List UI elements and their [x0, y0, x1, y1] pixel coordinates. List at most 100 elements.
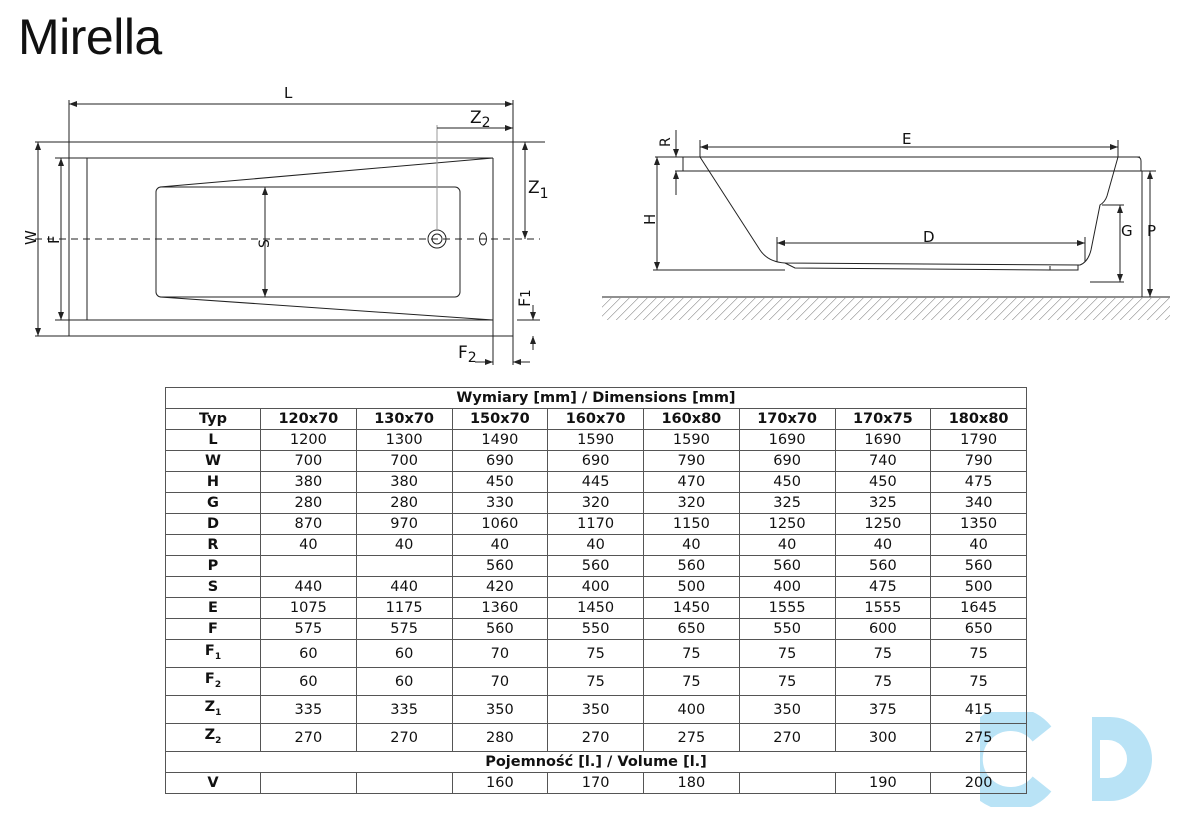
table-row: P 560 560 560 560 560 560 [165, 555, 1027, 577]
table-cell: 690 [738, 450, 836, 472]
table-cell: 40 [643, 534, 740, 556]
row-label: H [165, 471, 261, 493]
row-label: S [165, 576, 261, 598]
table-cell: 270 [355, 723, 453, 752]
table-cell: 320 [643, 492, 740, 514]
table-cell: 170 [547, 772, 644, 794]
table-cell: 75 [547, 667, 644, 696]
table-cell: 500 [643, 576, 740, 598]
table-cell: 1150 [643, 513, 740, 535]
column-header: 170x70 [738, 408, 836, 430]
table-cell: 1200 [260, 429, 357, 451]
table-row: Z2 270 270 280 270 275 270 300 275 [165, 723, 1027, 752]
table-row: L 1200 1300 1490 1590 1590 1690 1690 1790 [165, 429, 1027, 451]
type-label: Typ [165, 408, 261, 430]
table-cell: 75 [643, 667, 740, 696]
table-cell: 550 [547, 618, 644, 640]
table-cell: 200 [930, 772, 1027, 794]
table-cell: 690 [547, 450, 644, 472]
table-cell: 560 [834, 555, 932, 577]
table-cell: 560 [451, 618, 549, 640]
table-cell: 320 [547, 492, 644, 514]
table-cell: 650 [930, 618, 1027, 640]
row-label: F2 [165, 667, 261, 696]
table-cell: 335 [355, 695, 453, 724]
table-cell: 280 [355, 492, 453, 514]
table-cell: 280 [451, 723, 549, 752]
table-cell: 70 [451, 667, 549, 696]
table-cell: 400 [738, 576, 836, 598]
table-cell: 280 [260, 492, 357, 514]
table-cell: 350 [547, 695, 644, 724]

———

§ The request
Return, unchanged and character for character, every line of the material from the one containing "table-row: P 560" down to the one containing "table-cell: 280 [355, 492, 453, 514]", including both of those lines.

§ Written reply
table-row: P 560 560 560 560 560 560 [165, 555, 1027, 577]
table-cell: 690 [738, 450, 836, 472]
table-cell: 40 [643, 534, 740, 556]
row-label: H [165, 471, 261, 493]
row-label: S [165, 576, 261, 598]
table-cell: 270 [355, 723, 453, 752]
table-cell: 320 [643, 492, 740, 514]
table-cell: 170 [547, 772, 644, 794]
table-cell: 75 [547, 667, 644, 696]
table-cell: 500 [643, 576, 740, 598]
table-cell: 1150 [643, 513, 740, 535]
column-header: 170x70 [738, 408, 836, 430]
table-cell: 1200 [260, 429, 357, 451]
table-row: Z2 270 270 280 270 275 270 300 275 [165, 723, 1027, 752]
table-row: L 1200 1300 1490 1590 1590 1690 1690 1790 [165, 429, 1027, 451]
type-label: Typ [165, 408, 261, 430]
table-cell: 75 [643, 667, 740, 696]
table-cell: 550 [547, 618, 644, 640]
table-cell: 200 [930, 772, 1027, 794]
table-cell: 690 [547, 450, 644, 472]
table-cell: 560 [834, 555, 932, 577]
table-cell: 560 [451, 618, 549, 640]
table-cell: 320 [547, 492, 644, 514]
table-cell: 650 [930, 618, 1027, 640]
row-label: F2 [165, 667, 261, 696]
table-cell: 335 [355, 695, 453, 724]
table-cell: 280 [355, 492, 453, 514]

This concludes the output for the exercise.